Take the lines from the one containing "328, 180, 374]" through the one containing "464, 256, 494]". Write them out again with "service-label" swapped for "service-caption" and nothing else changed.

──────── DATASET

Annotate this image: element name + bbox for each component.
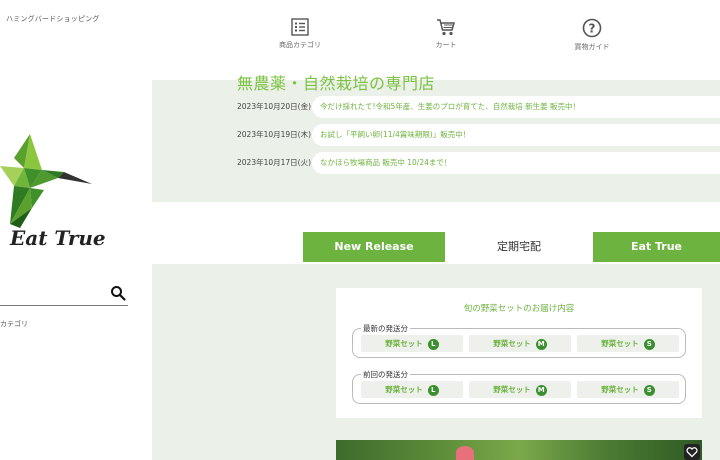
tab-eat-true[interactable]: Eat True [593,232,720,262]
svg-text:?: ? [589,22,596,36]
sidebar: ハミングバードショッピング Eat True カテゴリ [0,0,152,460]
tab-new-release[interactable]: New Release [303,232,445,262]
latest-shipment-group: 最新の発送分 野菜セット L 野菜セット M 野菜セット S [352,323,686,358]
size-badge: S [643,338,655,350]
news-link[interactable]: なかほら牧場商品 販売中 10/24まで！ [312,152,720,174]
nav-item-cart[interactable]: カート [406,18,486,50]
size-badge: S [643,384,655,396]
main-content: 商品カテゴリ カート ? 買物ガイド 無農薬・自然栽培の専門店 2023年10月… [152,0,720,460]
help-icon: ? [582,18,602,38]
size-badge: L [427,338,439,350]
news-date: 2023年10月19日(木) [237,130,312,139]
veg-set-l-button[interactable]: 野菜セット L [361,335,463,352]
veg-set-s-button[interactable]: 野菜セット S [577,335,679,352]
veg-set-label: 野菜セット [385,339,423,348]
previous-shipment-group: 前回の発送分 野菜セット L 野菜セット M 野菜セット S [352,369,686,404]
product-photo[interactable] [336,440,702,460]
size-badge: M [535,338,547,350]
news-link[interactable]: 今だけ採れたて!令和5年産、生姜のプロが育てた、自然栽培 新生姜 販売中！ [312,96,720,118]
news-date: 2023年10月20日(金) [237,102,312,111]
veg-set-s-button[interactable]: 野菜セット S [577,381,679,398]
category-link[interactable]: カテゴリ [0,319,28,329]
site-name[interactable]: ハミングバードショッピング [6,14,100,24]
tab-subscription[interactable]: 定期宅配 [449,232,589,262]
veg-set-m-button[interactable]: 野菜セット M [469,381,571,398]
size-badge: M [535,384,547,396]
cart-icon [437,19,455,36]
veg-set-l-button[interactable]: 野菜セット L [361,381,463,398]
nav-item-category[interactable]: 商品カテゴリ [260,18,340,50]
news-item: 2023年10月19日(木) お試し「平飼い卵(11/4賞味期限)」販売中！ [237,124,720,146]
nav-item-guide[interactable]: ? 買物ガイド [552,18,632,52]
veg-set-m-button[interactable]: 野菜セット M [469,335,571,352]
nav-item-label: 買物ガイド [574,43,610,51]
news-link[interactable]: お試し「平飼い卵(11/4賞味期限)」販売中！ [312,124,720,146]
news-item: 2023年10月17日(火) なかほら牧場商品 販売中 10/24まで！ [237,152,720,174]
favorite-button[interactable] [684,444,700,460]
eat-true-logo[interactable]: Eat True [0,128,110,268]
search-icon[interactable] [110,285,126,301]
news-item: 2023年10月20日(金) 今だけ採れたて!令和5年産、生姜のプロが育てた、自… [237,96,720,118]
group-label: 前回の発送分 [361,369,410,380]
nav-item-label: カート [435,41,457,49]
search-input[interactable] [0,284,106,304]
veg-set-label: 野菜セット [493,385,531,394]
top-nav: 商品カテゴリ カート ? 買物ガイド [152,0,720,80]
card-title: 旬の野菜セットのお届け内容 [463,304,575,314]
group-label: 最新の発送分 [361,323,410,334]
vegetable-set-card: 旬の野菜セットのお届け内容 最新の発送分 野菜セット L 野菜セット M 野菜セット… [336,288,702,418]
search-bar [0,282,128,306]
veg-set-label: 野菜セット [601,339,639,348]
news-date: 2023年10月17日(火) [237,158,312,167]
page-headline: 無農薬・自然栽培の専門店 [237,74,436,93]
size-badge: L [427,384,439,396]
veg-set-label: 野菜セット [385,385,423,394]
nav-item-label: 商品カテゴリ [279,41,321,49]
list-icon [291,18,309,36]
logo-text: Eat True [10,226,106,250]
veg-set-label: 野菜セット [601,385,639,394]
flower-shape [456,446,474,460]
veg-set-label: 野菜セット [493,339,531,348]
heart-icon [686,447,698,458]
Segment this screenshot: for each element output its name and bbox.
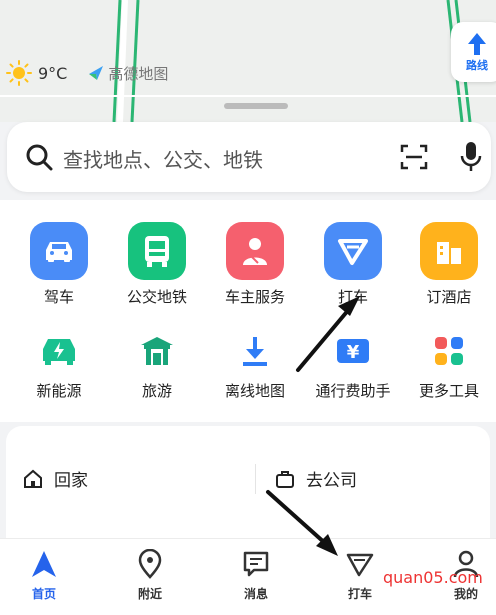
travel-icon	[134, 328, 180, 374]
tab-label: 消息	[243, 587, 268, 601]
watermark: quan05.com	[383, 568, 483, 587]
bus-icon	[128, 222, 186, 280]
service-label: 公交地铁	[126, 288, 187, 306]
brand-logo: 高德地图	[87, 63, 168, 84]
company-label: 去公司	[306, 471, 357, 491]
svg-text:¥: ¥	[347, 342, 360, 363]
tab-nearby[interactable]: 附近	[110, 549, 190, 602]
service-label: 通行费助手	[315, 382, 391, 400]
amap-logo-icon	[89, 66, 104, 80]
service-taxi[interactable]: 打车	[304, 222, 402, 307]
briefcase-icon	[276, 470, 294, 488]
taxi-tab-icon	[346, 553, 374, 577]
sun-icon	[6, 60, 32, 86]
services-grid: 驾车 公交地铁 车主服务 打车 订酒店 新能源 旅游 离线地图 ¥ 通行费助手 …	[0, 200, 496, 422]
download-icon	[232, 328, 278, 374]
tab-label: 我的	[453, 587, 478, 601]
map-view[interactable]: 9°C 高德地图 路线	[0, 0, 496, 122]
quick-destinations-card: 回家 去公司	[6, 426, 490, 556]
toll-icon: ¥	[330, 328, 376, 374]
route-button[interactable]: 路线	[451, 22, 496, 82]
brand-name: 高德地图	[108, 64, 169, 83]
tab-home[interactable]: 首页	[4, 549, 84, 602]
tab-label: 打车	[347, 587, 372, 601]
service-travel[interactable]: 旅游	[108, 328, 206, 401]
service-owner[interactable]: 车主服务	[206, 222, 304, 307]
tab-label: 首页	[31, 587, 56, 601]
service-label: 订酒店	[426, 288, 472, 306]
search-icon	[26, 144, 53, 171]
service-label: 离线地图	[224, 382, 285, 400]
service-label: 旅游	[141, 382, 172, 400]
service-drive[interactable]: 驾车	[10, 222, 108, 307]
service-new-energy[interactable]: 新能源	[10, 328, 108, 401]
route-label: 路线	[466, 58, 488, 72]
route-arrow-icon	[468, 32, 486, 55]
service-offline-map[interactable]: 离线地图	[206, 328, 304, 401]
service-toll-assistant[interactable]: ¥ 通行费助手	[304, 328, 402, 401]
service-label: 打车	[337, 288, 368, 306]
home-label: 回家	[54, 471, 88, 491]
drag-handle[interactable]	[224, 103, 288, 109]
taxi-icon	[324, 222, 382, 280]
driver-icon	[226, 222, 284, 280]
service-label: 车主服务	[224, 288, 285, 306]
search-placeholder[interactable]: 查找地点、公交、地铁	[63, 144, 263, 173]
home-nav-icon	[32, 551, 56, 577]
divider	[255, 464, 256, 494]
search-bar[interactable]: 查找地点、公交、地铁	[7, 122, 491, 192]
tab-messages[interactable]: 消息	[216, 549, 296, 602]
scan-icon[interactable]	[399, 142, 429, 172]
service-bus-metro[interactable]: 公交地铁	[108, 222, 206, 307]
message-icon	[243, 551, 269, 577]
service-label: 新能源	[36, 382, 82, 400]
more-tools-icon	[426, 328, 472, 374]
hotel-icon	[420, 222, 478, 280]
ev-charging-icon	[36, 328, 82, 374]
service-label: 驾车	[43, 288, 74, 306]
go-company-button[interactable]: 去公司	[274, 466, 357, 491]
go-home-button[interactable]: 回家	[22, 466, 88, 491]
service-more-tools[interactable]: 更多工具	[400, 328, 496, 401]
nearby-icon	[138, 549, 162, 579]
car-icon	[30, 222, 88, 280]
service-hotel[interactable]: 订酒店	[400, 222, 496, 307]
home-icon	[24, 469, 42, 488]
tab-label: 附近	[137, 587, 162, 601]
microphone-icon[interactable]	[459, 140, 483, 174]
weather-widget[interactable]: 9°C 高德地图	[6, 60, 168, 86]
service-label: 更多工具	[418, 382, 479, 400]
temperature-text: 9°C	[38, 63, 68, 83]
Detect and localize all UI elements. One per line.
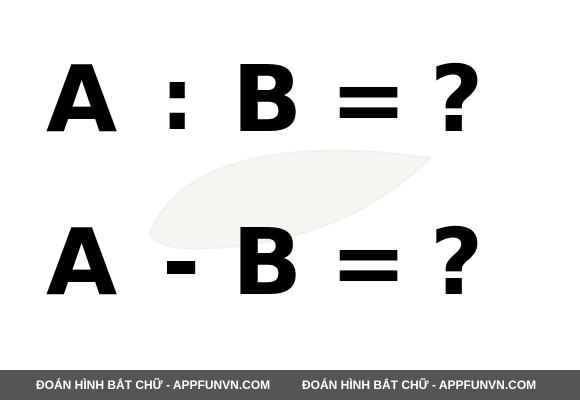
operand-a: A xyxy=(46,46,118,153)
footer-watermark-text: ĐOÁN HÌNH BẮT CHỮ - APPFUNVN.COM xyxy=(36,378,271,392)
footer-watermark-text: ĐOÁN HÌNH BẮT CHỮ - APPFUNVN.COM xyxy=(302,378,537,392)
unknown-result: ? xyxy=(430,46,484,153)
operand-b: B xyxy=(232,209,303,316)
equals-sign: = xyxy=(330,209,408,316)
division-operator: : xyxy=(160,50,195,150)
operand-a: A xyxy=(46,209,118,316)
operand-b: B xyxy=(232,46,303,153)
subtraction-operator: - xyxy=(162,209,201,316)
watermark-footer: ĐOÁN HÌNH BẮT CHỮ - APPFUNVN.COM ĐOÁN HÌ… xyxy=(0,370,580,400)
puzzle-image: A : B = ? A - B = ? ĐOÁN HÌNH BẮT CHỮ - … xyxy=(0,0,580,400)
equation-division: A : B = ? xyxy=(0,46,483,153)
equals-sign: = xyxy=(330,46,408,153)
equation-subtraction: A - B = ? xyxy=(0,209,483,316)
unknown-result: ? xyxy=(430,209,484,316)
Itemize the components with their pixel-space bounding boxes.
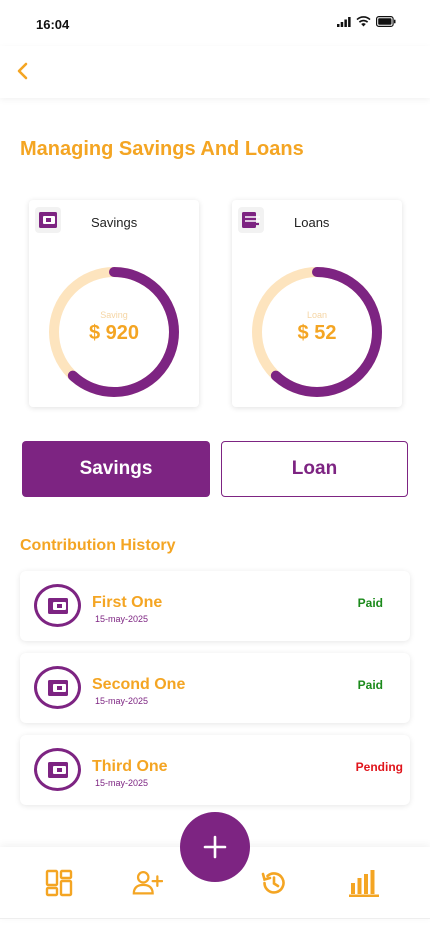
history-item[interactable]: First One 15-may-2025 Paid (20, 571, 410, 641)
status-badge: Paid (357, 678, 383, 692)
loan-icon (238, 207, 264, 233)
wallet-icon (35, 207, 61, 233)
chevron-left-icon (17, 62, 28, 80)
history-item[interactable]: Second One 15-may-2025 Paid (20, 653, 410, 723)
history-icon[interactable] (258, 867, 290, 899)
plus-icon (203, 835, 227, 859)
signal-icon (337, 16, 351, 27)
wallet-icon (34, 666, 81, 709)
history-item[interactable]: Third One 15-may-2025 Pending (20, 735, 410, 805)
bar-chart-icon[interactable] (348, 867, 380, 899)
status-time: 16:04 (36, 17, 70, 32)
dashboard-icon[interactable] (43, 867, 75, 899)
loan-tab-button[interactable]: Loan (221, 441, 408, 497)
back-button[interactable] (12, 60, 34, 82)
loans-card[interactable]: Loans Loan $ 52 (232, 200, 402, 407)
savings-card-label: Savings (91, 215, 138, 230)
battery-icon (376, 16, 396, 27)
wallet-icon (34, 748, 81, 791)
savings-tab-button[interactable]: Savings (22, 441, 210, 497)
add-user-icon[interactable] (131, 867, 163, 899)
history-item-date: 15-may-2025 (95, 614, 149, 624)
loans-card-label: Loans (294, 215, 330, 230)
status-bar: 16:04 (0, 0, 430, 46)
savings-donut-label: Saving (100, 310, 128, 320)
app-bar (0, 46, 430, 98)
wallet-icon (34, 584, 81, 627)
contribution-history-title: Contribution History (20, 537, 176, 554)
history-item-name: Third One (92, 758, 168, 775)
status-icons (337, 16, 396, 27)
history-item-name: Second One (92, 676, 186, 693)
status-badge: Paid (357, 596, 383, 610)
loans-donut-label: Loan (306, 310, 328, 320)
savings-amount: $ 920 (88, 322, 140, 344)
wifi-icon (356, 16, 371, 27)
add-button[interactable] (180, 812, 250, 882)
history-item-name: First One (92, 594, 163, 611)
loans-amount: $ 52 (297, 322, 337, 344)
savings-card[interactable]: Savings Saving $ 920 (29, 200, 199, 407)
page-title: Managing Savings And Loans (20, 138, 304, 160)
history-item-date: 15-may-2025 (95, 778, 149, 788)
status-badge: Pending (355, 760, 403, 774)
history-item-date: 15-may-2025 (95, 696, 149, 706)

────────────────

COMPLETE ANSWER:
travel-icon	[134, 328, 180, 374]
tab-label: 消息	[243, 587, 268, 601]
watermark: quan05.com	[383, 568, 483, 587]
bus-icon	[128, 222, 186, 280]
service-caption: 公交地铁	[126, 288, 187, 306]
brand-logo: 高德地图	[87, 63, 168, 84]
company-label: 去公司	[306, 471, 357, 491]
svg-text:¥: ¥	[347, 342, 360, 363]
tab-nearby[interactable]: 附近	[110, 549, 190, 602]
service-caption: 通行费助手	[315, 382, 391, 400]
amap-logo-icon	[89, 66, 104, 80]
service-taxi[interactable]: 打车	[304, 222, 402, 307]
briefcase-icon	[276, 470, 294, 488]
taxi-tab-icon	[346, 553, 374, 577]
sun-icon	[6, 60, 32, 86]
services-grid: 驾车 公交地铁 车主服务 打车 订酒店 新能源 旅游 离线地图 ¥ 通行费助手 …	[0, 200, 496, 422]
download-icon	[232, 328, 278, 374]
tab-label: 我的	[453, 587, 478, 601]
map-view[interactable]: 9°C 高德地图 路线	[0, 0, 496, 122]
quick-destinations-card: 回家 去公司	[6, 426, 490, 556]
toll-icon: ¥	[330, 328, 376, 374]
route-button[interactable]: 路线	[451, 22, 496, 82]
brand-name: 高德地图	[108, 64, 169, 83]
tab-home[interactable]: 首页	[4, 549, 84, 602]
tab-label: 打车	[347, 587, 372, 601]
service-travel[interactable]: 旅游	[108, 328, 206, 401]
service-owner[interactable]: 车主服务	[206, 222, 304, 307]
tab-label: 首页	[31, 587, 56, 601]
service-caption: 订酒店	[426, 288, 472, 306]
search-icon	[26, 144, 53, 171]
service-caption: 离线地图	[224, 382, 285, 400]
service-caption: 旅游	[141, 382, 172, 400]
service-drive[interactable]: 驾车	[10, 222, 108, 307]
service-new-energy[interactable]: 新能源	[10, 328, 108, 401]
route-label: 路线	[466, 58, 488, 72]
route-arrow-icon	[468, 32, 486, 55]
service-offline-map[interactable]: 离线地图	[206, 328, 304, 401]
service-toll-assistant[interactable]: ¥ 通行费助手	[304, 328, 402, 401]
service-caption: 打车	[337, 288, 368, 306]
home-label: 回家	[54, 471, 88, 491]
drag-handle[interactable]	[224, 103, 288, 109]
taxi-icon	[324, 222, 382, 280]
driver-icon	[226, 222, 284, 280]
service-caption: 车主服务	[224, 288, 285, 306]
search-placeholder[interactable]: 查找地点、公交、地铁	[63, 144, 263, 173]
home-nav-icon	[32, 551, 56, 577]
divider	[255, 464, 256, 494]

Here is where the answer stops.